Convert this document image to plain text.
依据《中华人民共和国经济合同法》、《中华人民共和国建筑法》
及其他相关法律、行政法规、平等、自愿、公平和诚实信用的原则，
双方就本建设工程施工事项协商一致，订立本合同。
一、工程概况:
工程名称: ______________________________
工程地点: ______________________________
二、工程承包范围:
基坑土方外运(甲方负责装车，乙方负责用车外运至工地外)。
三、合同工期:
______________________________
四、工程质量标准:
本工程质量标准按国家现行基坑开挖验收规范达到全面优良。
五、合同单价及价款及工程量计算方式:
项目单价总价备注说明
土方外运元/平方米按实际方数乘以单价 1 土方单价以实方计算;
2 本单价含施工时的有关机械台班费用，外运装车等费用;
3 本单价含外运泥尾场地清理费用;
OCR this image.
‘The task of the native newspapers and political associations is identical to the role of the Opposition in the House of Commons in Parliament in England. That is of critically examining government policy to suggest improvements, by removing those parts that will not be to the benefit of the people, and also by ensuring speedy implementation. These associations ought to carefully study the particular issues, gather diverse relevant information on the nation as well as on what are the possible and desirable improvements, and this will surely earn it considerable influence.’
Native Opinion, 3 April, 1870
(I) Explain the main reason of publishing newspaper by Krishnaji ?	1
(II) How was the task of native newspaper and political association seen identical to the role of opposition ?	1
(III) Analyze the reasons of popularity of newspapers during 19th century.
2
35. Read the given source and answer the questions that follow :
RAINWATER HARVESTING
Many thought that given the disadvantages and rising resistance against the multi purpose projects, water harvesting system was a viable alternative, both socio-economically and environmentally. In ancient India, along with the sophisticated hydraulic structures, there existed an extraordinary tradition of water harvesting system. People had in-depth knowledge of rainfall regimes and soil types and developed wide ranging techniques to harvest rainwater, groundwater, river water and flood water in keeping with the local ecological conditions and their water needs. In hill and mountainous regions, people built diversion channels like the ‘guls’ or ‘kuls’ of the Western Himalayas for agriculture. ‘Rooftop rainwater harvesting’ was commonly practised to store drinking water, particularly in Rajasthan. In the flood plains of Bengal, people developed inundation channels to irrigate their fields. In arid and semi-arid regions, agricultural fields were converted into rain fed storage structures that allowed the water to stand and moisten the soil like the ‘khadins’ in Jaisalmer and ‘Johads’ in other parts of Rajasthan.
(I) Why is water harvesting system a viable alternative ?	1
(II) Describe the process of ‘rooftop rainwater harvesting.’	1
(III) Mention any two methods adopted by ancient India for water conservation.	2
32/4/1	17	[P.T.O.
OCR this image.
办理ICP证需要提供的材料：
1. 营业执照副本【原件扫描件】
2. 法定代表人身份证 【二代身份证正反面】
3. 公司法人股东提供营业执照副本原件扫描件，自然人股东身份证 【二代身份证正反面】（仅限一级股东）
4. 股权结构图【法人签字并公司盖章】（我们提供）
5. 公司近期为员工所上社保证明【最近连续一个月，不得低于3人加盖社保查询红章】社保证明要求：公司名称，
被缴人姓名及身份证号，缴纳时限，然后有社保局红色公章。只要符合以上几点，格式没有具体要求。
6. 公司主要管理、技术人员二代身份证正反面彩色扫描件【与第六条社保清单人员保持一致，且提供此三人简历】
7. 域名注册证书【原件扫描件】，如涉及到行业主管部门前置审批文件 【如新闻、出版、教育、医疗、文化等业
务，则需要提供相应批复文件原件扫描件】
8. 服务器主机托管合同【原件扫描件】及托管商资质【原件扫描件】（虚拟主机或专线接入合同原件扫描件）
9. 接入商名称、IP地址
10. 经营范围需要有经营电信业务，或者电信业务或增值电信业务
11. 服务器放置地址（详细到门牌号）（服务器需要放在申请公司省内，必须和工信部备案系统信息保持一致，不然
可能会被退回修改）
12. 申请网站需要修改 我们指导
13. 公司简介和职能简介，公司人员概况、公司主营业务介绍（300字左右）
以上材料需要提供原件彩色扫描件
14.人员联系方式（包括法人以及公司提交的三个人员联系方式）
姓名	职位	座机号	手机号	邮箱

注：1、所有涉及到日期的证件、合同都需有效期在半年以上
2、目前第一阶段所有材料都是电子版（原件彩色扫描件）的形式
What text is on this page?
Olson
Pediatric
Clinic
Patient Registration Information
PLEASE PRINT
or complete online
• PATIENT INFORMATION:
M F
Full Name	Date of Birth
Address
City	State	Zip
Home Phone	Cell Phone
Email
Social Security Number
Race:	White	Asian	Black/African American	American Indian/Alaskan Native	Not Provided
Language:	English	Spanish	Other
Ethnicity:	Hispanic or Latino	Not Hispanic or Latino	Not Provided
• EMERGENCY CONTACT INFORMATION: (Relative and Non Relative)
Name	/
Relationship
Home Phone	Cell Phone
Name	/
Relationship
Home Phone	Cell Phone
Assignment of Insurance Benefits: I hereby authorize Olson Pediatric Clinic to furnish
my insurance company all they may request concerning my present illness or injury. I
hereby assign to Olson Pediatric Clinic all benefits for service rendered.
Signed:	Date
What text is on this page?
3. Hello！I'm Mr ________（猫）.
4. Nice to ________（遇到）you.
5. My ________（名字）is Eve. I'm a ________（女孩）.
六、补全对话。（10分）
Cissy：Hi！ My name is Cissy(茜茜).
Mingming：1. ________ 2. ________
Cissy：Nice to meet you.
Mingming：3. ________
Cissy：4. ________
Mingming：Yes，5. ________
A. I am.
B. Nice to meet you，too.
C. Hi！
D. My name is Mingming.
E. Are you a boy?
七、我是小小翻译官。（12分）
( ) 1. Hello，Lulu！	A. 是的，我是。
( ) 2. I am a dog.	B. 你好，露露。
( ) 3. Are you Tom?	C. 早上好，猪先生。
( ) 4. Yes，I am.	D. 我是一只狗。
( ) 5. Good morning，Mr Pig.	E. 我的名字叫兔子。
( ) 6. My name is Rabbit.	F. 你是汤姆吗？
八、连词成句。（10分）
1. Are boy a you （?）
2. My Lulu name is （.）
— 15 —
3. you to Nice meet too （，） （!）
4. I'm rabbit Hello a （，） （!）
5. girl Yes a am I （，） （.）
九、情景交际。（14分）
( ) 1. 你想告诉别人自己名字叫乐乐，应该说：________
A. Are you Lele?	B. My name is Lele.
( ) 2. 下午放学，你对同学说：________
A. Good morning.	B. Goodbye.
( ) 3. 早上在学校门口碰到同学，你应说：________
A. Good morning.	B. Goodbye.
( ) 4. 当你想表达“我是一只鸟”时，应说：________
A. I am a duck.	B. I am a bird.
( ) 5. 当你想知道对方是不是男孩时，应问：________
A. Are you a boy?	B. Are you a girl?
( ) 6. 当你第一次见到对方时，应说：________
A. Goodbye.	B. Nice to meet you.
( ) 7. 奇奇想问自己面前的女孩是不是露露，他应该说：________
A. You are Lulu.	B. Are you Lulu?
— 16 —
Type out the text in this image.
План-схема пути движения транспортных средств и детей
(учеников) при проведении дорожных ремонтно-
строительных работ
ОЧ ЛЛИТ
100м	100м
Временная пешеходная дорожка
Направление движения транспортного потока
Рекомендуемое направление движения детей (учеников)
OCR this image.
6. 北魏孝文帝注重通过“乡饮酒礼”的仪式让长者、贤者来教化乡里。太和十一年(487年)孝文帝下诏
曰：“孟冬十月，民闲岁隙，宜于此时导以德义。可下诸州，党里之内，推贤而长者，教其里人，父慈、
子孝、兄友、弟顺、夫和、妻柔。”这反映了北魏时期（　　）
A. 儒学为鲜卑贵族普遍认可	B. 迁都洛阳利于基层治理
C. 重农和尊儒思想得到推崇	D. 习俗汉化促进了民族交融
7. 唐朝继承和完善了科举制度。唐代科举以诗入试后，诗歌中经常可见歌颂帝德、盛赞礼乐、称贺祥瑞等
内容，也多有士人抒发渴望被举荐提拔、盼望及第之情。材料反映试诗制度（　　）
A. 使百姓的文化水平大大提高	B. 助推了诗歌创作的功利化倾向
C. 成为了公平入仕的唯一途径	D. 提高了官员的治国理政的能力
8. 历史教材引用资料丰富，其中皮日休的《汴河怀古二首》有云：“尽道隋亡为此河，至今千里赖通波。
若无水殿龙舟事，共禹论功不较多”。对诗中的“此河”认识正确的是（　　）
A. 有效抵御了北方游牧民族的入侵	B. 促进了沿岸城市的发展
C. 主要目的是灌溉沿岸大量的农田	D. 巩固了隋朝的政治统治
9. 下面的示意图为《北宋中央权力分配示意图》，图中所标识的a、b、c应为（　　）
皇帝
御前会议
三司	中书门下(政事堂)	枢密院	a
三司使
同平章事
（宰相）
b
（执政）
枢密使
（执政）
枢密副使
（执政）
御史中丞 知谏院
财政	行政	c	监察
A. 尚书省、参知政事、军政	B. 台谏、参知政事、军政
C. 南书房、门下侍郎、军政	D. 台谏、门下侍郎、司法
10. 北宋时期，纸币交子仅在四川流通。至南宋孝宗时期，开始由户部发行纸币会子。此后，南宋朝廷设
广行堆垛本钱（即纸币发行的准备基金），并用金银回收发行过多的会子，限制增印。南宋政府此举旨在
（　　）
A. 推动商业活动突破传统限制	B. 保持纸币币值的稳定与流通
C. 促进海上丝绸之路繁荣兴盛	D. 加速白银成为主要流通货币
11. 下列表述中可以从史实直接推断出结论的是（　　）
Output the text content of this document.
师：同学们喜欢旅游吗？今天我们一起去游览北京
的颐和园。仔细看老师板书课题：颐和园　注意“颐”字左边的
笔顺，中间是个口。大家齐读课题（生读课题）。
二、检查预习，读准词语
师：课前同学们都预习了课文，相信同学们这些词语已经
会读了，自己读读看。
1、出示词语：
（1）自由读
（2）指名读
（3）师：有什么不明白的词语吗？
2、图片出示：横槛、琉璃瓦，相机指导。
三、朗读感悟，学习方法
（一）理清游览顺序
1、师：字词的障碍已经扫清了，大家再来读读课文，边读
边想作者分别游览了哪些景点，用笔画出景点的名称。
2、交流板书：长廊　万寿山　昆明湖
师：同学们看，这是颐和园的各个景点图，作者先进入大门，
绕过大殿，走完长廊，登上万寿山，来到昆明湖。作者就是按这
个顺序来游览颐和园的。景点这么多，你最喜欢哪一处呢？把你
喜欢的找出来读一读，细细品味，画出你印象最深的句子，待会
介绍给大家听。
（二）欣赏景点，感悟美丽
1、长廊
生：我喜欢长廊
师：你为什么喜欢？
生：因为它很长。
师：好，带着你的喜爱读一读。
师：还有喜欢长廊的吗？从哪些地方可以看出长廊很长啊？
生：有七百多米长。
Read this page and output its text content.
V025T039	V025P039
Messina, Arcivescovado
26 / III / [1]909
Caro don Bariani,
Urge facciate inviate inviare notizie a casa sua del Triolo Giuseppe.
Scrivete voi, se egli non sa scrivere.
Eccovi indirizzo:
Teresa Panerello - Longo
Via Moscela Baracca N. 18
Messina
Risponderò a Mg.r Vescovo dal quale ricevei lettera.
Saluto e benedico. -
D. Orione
··········
### EXERCISE PROMPT
Please extract exactly, and only, the lines from the line containing "Output the text content of this document." through the last line of the records.

### TASK OUTPUT
Output the text content of this document.
师：同学们喜欢旅游吗？今天我们一起去游览北京
的颐和园。仔细看老师板书课题：颐和园　注意“颐”字左边的
笔顺，中间是个口。大家齐读课题（生读课题）。
二、检查预习，读准词语
师：课前同学们都预习了课文，相信同学们这些词语已经
会读了，自己读读看。
1、出示词语：
（1）自由读
（2）指名读
（3）师：有什么不明白的词语吗？
2、图片出示：横槛、琉璃瓦，相机指导。
三、朗读感悟，学习方法
（一）理清游览顺序
1、师：字词的障碍已经扫清了，大家再来读读课文，边读
边想作者分别游览了哪些景点，用笔画出景点的名称。
2、交流板书：长廊　万寿山　昆明湖
师：同学们看，这是颐和园的各个景点图，作者先进入大门，
绕过大殿，走完长廊，登上万寿山，来到昆明湖。作者就是按这
个顺序来游览颐和园的。景点这么多，你最喜欢哪一处呢？把你
喜欢的找出来读一读，细细品味，画出你印象最深的句子，待会
介绍给大家听。
（二）欣赏景点，感悟美丽
1、长廊
生：我喜欢长廊
师：你为什么喜欢？
生：因为它很长。
师：好，带着你的喜爱读一读。
师：还有喜欢长廊的吗？从哪些地方可以看出长廊很长啊？
生：有七百多米长。
Read this page and output its text content.
V025T039	V025P039
Messina, Arcivescovado
26 / III / [1]909
Caro don Bariani,
Urge facciate inviate inviare notizie a casa sua del Triolo Giuseppe.
Scrivete voi, se egli non sa scrivere.
Eccovi indirizzo:
Teresa Panerello - Longo
Via Moscela Baracca N. 18
Messina
Risponderò a Mg.r Vescovo dal quale ricevei lettera.
Saluto e benedico. -
D. Orione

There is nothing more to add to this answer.